## Required work
Every record must be written out once more, with nothing added or omitted.

** Start of Given data **

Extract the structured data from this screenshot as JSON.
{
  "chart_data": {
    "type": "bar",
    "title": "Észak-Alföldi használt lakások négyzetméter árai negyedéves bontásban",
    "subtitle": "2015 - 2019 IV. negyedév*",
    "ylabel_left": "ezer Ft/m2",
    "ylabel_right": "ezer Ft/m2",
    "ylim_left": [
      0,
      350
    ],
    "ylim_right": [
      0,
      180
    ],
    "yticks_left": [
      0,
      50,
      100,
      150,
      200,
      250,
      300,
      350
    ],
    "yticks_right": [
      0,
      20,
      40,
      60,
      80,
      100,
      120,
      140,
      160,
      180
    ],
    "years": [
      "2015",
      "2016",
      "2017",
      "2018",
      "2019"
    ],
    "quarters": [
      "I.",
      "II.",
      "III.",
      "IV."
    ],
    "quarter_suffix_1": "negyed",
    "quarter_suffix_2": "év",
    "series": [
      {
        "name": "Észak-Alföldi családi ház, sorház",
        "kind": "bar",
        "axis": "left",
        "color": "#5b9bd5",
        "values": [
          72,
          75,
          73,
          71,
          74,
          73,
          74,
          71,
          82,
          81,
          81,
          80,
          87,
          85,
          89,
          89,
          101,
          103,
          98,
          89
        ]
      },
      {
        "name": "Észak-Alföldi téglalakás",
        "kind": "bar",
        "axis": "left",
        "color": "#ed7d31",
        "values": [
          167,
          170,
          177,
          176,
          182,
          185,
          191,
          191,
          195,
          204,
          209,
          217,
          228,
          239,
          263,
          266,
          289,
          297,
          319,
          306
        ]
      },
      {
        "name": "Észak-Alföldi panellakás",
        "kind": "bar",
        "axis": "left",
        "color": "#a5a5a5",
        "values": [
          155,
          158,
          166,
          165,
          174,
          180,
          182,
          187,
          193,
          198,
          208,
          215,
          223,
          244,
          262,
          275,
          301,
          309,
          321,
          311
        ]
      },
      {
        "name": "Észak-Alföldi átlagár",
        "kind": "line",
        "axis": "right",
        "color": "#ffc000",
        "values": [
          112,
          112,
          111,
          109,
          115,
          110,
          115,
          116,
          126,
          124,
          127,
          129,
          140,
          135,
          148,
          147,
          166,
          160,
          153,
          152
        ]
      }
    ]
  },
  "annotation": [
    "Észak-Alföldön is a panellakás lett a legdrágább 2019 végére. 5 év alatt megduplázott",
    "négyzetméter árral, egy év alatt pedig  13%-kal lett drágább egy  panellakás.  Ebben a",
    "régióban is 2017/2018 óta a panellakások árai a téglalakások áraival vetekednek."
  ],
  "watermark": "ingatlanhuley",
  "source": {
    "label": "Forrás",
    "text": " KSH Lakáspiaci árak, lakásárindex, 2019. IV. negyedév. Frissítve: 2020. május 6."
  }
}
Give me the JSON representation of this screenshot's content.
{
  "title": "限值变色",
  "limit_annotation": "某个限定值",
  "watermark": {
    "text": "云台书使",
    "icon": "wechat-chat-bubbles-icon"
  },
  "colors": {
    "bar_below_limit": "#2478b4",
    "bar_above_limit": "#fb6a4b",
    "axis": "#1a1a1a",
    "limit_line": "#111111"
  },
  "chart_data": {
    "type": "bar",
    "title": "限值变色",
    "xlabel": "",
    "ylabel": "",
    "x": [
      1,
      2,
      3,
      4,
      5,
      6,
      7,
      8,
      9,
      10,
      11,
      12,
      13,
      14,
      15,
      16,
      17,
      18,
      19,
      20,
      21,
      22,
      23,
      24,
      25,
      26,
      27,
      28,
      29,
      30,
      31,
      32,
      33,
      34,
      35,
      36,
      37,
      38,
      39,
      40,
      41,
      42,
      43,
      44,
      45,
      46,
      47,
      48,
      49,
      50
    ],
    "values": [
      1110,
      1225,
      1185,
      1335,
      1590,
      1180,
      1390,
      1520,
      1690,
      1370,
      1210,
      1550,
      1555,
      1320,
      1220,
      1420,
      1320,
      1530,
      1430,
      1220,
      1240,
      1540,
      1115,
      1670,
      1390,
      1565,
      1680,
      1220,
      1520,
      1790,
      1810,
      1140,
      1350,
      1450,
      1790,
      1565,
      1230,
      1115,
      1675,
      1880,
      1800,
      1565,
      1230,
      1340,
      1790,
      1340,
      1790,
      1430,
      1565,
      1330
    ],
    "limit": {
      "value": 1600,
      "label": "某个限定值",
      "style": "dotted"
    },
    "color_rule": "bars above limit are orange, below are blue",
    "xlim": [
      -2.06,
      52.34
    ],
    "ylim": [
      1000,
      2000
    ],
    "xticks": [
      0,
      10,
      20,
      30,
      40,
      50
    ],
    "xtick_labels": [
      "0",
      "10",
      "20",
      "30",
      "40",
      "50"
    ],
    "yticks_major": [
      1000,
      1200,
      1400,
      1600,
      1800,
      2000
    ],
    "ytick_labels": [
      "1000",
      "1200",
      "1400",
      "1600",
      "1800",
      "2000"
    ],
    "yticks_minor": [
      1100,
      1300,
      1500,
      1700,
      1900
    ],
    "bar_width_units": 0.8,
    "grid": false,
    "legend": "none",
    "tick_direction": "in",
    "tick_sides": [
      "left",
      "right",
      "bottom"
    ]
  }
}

** End of Given data **

## Solution to this task
Extract the structured data from this screenshot as JSON.
{
  "chart_data": {
    "type": "bar",
    "title": "Észak-Alföldi használt lakások négyzetméter árai negyedéves bontásban",
    "subtitle": "2015 - 2019 IV. negyedév*",
    "ylabel_left": "ezer Ft/m2",
    "ylabel_right": "ezer Ft/m2",
    "ylim_left": [
      0,
      350
    ],
    "ylim_right": [
      0,
      180
    ],
    "yticks_left": [
      0,
      50,
      100,
      150,
      200,
      250,
      300,
      350
    ],
    "yticks_right": [
      0,
      20,
      40,
      60,
      80,
      100,
      120,
      140,
      160,
      180
    ],
    "years": [
      "2015",
      "2016",
      "2017",
      "2018",
      "2019"
    ],
    "quarters": [
      "I.",
      "II.",
      "III.",
      "IV."
    ],
    "quarter_suffix_1": "negyed",
    "quarter_suffix_2": "év",
    "series": [
      {
        "name": "Észak-Alföldi családi ház, sorház",
        "kind": "bar",
        "axis": "left",
        "color": "#5b9bd5",
        "values": [
          72,
          75,
          73,
          71,
          74,
          73,
          74,
          71,
          82,
          81,
          81,
          80,
          87,
          85,
          89,
          89,
          101,
          103,
          98,
          89
        ]
      },
      {
        "name": "Észak-Alföldi téglalakás",
        "kind": "bar",
        "axis": "left",
        "color": "#ed7d31",
        "values": [
          167,
          170,
          177,
          176,
          182,
          185,
          191,
          191,
          195,
          204,
          209,
          217,
          228,
          239,
          263,
          266,
          289,
          297,
          319,
          306
        ]
      },
      {
        "name": "Észak-Alföldi panellakás",
        "kind": "bar",
        "axis": "left",
        "color": "#a5a5a5",
        "values": [
          155,
          158,
          166,
          165,
          174,
          180,
          182,
          187,
          193,
          198,
          208,
          215,
          223,
          244,
          262,
          275,
          301,
          309,
          321,
          311
        ]
      },
      {
        "name": "Észak-Alföldi átlagár",
        "kind": "line",
        "axis": "right",
        "color": "#ffc000",
        "values": [
          112,
          112,
          111,
          109,
          115,
          110,
          115,
          116,
          126,
          124,
          127,
          129,
          140,
          135,
          148,
          147,
          166,
          160,
          153,
          152
        ]
      }
    ]
  },
  "annotation": [
    "Észak-Alföldön is a panellakás lett a legdrágább 2019 végére. 5 év alatt megduplázott",
    "négyzetméter árral, egy év alatt pedig  13%-kal lett drágább egy  panellakás.  Ebben a",
    "régióban is 2017/2018 óta a panellakások árai a téglalakások áraival vetekednek."
  ],
  "watermark": "ingatlanhuley",
  "source": {
    "label": "Forrás",
    "text": " KSH Lakáspiaci árak, lakásárindex, 2019. IV. negyedév. Frissítve: 2020. május 6."
  }
}
Give me the JSON representation of this screenshot's content.
{
  "title": "限值变色",
  "limit_annotation": "某个限定值",
  "watermark": {
    "text": "云台书使",
    "icon": "wechat-chat-bubbles-icon"
  },
  "colors": {
    "bar_below_limit": "#2478b4",
    "bar_above_limit": "#fb6a4b",
    "axis": "#1a1a1a",
    "limit_line": "#111111"
  },
  "chart_data": {
    "type": "bar",
    "title": "限值变色",
    "xlabel": "",
    "ylabel": "",
    "x": [
      1,
      2,
      3,
      4,
      5,
      6,
      7,
      8,
      9,
      10,
      11,
      12,
      13,
      14,
      15,
      16,
      17,
      18,
      19,
      20,
      21,
      22,
      23,
      24,
      25,
      26,
      27,
      28,
      29,
      30,
      31,
      32,
      33,
      34,
      35,
      36,
      37,
      38,
      39,
      40,
      41,
      42,
      43,
      44,
      45,
      46,
      47,
      48,
      49,
      50
    ],
    "values": [
      1110,
      1225,
      1185,
      1335,
      1590,
      1180,
      1390,
      1520,
      1690,
      1370,
      1210,
      1550,
      1555,
      1320,
      1220,
      1420,
      1320,
      1530,
      1430,
      1220,
      1240,
      1540,
      1115,
      1670,
      1390,
      1565,
      1680,
      1220,
      1520,
      1790,
      1810,
      1140,
      1350,
      1450,
      1790,
      1565,
      1230,
      1115,
      1675,
      1880,
      1800,
      1565,
      1230,
      1340,
      1790,
      1340,
      1790,
      1430,
      1565,
      1330
    ],
    "limit": {
      "value": 1600,
      "label": "某个限定值",
      "style": "dotted"
    },
    "color_rule": "bars above limit are orange, below are blue",
    "xlim": [
      -2.06,
      52.34
    ],
    "ylim": [
      1000,
      2000
    ],
    "xticks": [
      0,
      10,
      20,
      30,
      40,
      50
    ],
    "xtick_labels": [
      "0",
      "10",
      "20",
      "30",
      "40",
      "50"
    ],
    "yticks_major": [
      1000,
      1200,
      1400,
      1600,
      1800,
      2000
    ],
    "ytick_labels": [
      "1000",
      "1200",
      "1400",
      "1600",
      "1800",
      "2000"
    ],
    "yticks_minor": [
      1100,
      1300,
      1500,
      1700,
      1900
    ],
    "bar_width_units": 0.8,
    "grid": false,
    "legend": "none",
    "tick_direction": "in",
    "tick_sides": [
      "left",
      "right",
      "bottom"
    ]
  }
}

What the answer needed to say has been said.